## Work to do
Continue the passage on the international review of credit rating agencies, picking up after its last sentence.

>> START Document section

REVIEW OF THE CRA INDUSTRY AT THE INTERNATIONAL LEVEL AND IN THE EU

  20.  As some of the respondents indicated, globally, the role and use of credit ratings is presently under review. Analysis is being conducted by a number of entities, including, the International Organisation of Securities Commissions ("IOSCO") and the Financial Stability Forum ("FSF"). In October 2007, the FSF was directed by the G-7 Finance Ministers and central bank Governors to undertake an analysis of the current market turmoil and to make recommendations for enhancing the resilience of the markets and financial institutions. The FSF's final report was delivered to the G-7 Finance Ministers and central bank Governors at their meeting on April 11, 2008, at which meeting the G-7 agreed to adopt the proposals and asked the FSF to report on the implementation of the various recommendations at the G-7's June meeting. With respect to the credit rating industry, the FSF made the following general recommendations:

    (a) Credit rating agencies should improve the quality of the rating process and manage conflicts of interest in rating structured finance products.

    (b) Credit rating agencies should somehow distinguish ratings on structured finance products from those on corporate ratings[14] and expand the initial and ongoing information provided on the risk characteristics of structured products.

    (c) Credit rating agencies should enhance their review of the quality of the data input and of the due diligence performed on underlying assets by originators, arrangers and issuers involved in structured finance products.

    (d) Investors should address their over-reliance on ratings, and investor associations should consider developing standards of due diligence and credit analysis for investing in structured products. In addition, relevant authorities should review the use of credit ratings in the regulatory and supervisory framework to ensure investors make independent judgment of risks and perform their own due diligence.

>> END Document section
>> START Material

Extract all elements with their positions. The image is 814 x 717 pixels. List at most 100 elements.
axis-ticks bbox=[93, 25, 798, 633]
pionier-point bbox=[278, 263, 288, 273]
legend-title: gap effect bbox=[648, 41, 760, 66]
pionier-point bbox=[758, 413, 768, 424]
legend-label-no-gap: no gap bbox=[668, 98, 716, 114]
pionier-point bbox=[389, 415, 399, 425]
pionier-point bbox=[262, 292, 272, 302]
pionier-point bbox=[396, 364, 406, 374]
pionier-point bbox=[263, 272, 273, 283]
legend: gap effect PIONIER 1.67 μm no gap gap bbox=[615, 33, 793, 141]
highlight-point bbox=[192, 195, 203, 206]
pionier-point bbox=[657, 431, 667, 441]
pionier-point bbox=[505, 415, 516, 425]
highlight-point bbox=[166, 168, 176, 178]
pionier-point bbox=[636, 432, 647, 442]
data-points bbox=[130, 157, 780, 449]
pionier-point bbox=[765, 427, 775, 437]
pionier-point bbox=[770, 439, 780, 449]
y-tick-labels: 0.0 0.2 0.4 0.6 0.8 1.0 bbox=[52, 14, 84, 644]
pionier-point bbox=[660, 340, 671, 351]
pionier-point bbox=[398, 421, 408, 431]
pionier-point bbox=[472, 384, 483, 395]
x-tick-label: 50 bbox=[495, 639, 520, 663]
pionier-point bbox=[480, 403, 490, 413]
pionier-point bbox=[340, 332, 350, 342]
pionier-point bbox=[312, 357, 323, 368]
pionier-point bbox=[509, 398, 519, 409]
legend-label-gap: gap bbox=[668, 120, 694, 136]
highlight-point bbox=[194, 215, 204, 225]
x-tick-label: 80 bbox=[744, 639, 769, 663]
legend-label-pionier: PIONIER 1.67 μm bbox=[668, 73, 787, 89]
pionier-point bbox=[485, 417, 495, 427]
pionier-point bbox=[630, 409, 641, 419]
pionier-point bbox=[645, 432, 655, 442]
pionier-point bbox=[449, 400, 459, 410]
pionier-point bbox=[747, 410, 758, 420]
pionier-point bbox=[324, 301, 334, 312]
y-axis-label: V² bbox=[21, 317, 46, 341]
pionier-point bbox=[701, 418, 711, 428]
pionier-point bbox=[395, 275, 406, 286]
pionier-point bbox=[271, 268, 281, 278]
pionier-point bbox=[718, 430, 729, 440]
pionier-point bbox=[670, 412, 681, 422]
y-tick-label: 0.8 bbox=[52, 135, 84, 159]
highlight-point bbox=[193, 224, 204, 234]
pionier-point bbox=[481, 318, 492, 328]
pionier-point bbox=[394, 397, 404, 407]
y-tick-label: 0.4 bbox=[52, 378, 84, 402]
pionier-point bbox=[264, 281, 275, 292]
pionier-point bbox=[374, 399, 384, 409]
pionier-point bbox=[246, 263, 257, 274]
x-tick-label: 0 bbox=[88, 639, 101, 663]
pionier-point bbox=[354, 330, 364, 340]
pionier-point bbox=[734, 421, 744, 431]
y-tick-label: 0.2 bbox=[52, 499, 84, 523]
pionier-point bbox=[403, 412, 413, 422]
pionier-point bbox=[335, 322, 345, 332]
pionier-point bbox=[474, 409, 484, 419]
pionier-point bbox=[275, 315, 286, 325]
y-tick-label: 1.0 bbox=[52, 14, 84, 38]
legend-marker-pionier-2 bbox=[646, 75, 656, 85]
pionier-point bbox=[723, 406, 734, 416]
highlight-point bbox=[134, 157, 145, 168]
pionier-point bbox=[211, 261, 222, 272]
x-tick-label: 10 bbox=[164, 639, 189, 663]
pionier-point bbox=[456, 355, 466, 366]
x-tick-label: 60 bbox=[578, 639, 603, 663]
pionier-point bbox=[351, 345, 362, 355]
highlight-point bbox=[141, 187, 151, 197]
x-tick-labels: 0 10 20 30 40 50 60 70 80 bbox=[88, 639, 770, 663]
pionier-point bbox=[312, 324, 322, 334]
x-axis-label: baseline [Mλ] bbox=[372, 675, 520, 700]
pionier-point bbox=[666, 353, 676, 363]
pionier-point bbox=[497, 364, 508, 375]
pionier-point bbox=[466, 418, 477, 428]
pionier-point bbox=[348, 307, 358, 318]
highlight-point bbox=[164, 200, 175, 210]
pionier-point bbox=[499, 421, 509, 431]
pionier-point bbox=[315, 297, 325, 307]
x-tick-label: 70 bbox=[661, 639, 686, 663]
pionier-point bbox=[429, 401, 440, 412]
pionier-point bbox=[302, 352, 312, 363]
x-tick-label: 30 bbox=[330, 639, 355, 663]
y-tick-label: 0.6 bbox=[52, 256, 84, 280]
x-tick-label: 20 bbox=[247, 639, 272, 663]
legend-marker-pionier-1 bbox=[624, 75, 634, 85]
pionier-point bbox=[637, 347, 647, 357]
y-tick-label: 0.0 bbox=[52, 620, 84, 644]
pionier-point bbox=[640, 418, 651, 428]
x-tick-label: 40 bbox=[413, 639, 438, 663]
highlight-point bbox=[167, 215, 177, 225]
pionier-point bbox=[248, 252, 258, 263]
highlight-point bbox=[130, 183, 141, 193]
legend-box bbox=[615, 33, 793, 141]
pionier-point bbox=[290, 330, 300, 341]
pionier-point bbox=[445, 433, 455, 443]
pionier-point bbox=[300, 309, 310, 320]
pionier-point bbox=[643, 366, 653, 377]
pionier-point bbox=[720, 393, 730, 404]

>> END Material

## Final result
  21.  MIS supports these recommendations and we will continue to support these and other efforts. We believe that implementation of these measures globally can have a positive impact in helping to address some of the issues about the use of ratings that some of the respondents have identified. For our part, we already have begun to adopt many of the recommendations that are addressed specifically to the rating agency industry.[15]

  22.  In Europe, the European Commission published a proposed regulation for the credit rating agency industry in November 2008, which is currently subject to discussion and ultimately voting by the European Parliament and the Council. The proposed regulation establishes standards governing areas such as transparency, governance and processes of credit rating agencies and pursuant to the proposed regulation, credit rating agencies in the EU will be subject to full supervisory oversight.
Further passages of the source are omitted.